• [INSTRUCTIONS TO FOLLOW]:
Go through the entries below and pick out every line with "content".

· · ·

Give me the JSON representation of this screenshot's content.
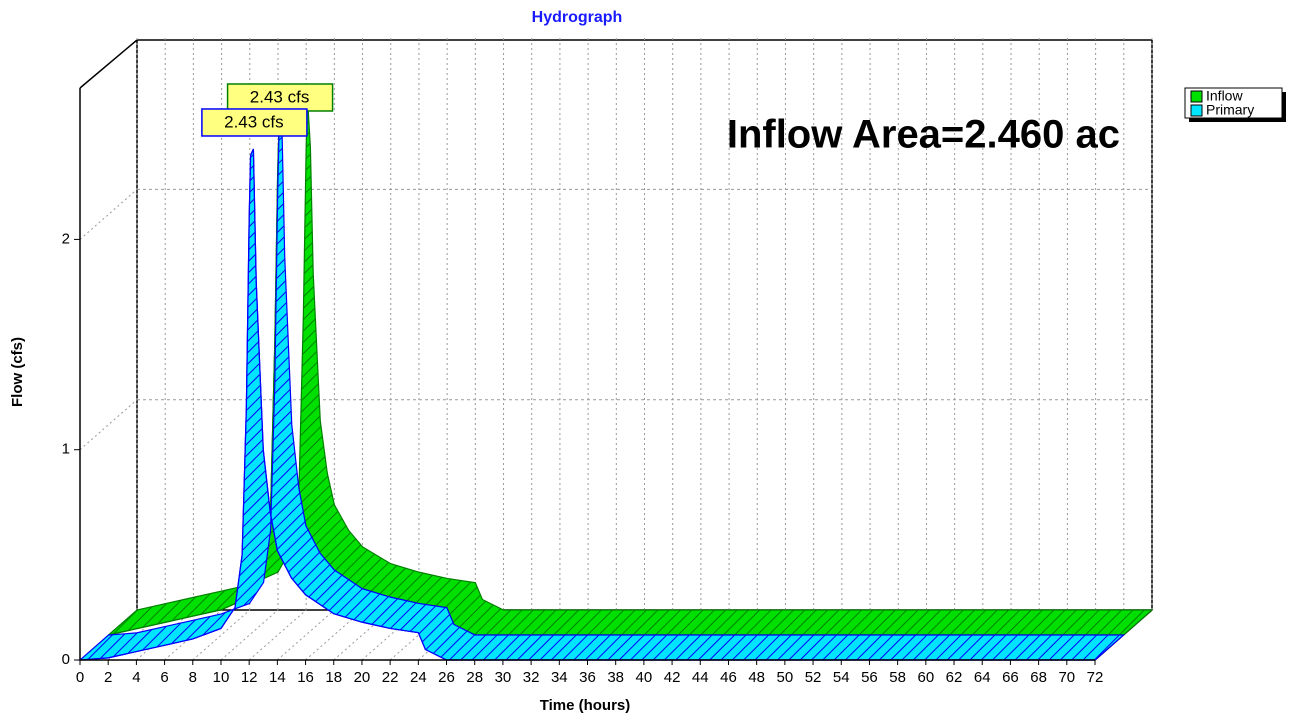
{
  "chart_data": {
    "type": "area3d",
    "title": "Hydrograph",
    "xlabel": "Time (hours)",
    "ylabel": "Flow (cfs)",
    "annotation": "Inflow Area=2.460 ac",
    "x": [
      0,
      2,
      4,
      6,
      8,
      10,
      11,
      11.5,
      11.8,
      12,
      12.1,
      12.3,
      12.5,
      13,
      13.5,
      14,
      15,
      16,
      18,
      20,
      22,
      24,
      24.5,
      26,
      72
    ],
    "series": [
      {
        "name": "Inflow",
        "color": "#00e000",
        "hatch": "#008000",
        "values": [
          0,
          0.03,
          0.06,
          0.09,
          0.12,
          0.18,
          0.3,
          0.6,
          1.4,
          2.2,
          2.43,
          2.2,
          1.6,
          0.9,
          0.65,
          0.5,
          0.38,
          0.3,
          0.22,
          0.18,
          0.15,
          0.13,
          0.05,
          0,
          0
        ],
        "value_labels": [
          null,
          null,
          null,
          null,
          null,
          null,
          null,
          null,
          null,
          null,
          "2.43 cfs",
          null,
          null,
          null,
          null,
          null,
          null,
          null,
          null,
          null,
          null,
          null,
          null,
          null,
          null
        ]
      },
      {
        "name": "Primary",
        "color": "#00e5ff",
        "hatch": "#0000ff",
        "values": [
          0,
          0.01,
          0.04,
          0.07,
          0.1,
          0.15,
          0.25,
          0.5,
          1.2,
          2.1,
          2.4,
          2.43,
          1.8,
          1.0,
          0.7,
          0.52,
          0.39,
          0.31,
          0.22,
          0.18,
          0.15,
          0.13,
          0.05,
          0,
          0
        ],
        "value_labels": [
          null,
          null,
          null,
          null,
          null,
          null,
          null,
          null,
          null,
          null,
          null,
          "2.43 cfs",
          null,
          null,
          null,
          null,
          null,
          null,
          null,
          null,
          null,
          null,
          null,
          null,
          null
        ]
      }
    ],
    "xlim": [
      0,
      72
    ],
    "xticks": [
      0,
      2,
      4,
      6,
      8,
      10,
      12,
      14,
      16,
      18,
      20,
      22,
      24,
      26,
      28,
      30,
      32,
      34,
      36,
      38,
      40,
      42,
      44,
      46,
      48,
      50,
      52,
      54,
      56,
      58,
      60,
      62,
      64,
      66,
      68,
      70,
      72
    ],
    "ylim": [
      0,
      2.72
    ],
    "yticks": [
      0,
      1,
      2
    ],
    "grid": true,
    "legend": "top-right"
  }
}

· · ·

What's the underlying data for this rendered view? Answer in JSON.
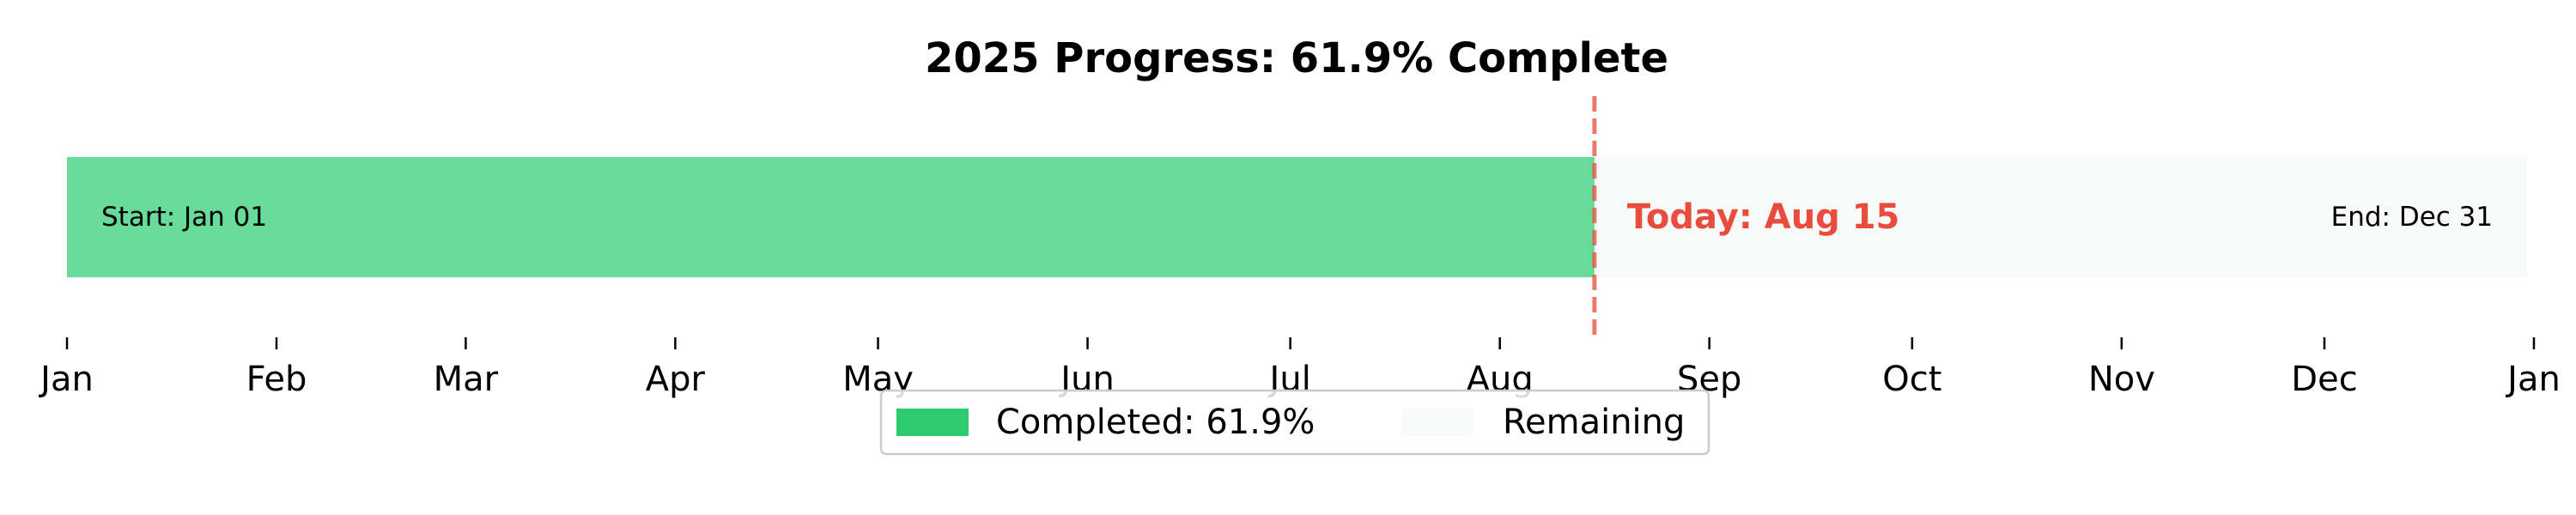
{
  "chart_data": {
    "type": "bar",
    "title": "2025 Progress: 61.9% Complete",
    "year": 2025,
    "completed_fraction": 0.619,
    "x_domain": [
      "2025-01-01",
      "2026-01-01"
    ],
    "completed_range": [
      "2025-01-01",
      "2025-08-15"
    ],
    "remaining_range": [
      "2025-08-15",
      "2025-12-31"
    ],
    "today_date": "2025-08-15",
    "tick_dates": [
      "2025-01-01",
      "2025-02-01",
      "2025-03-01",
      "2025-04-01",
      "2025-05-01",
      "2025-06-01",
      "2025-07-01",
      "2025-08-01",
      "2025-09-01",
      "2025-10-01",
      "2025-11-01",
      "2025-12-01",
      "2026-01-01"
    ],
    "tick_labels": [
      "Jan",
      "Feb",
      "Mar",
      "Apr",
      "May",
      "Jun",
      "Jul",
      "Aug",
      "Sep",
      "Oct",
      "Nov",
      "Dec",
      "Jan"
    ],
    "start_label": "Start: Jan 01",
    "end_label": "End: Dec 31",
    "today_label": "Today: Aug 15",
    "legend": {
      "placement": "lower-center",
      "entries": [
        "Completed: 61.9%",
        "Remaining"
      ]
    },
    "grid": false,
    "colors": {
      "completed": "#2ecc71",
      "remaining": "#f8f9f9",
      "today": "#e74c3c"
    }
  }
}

· · ·

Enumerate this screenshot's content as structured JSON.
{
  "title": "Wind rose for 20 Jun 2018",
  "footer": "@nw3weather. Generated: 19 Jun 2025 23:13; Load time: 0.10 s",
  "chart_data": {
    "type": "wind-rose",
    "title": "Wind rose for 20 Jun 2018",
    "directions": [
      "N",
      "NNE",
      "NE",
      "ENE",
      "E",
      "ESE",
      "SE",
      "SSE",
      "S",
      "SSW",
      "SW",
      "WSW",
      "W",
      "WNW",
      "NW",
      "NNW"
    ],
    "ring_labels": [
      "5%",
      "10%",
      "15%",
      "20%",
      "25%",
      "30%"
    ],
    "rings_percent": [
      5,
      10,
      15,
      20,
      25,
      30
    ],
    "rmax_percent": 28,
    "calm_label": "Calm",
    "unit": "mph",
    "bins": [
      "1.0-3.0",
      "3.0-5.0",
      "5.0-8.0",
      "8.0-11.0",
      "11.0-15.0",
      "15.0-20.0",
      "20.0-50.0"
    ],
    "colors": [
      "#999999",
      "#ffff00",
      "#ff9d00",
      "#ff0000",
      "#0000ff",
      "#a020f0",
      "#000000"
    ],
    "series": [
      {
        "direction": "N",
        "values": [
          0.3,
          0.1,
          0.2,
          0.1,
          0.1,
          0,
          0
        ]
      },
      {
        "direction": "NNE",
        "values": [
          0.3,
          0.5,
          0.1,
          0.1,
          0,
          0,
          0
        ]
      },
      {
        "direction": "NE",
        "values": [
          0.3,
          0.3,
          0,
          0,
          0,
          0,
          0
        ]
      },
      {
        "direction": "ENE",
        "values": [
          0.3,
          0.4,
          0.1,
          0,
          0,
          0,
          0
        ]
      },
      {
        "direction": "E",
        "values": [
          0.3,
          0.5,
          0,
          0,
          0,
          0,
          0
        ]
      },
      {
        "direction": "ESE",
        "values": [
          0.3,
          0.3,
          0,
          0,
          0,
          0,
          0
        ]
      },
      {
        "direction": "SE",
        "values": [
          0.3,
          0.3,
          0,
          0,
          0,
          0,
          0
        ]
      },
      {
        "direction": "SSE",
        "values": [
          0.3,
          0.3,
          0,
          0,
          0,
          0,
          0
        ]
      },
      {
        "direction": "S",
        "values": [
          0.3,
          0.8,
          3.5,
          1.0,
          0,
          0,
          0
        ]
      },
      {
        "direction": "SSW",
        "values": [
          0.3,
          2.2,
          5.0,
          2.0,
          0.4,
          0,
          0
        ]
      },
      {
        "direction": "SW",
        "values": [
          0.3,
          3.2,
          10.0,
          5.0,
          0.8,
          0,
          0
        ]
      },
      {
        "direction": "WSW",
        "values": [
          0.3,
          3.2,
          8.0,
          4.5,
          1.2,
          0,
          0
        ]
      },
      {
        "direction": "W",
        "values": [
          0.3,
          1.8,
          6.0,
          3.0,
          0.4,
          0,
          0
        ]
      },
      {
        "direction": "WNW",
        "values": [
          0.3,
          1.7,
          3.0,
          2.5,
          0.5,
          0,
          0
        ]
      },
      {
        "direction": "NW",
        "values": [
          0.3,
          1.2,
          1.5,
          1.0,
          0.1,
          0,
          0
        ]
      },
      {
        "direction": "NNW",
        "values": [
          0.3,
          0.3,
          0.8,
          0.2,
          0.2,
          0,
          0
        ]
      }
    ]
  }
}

· · ·

• [EXPECTED ANSWER]:
Give me the JSON representation of this screenshot's content.
Enumerate this screenshot's content as structured JSON.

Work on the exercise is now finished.